== Records for this exercise ==
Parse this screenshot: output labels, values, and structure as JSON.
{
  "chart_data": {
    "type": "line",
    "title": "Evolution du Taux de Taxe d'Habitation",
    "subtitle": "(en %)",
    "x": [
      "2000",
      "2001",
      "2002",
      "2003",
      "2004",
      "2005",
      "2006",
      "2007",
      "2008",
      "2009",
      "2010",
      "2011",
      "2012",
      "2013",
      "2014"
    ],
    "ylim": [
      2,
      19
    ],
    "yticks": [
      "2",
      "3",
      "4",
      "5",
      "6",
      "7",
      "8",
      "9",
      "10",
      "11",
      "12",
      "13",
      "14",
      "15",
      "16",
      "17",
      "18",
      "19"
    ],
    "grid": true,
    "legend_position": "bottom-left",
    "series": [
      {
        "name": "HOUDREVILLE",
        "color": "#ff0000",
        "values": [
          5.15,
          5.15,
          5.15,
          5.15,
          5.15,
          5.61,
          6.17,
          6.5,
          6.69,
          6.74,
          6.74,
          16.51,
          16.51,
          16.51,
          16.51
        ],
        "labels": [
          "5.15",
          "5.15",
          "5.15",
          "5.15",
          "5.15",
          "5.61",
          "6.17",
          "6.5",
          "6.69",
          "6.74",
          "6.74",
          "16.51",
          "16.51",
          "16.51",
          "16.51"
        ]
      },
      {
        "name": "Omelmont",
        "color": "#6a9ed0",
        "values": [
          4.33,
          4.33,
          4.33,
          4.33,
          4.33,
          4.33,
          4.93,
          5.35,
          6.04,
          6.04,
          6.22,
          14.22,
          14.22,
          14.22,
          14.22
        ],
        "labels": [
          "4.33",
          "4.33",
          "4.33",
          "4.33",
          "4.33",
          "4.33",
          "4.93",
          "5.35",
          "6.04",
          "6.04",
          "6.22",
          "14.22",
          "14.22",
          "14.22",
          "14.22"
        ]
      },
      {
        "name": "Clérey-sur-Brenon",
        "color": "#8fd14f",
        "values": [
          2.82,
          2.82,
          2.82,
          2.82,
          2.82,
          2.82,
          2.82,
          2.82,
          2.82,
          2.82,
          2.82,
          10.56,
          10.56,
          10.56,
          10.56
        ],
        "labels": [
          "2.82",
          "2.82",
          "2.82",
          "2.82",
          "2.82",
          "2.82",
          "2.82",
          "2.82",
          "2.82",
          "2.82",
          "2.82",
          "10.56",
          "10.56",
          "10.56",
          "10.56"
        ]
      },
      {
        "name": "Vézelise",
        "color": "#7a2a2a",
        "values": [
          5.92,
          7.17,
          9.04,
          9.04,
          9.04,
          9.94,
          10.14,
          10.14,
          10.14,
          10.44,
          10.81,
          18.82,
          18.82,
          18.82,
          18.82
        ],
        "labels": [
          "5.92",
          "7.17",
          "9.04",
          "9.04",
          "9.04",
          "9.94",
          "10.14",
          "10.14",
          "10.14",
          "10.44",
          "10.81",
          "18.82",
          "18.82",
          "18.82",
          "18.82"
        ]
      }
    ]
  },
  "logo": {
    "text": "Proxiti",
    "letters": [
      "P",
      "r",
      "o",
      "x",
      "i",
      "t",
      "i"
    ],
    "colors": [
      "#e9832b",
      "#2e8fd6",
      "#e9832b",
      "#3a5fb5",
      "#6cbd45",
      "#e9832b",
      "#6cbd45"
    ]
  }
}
===
• [Task goal] Only a number is wanted: how many lines contain "name"?

• [Solution for this problem] 4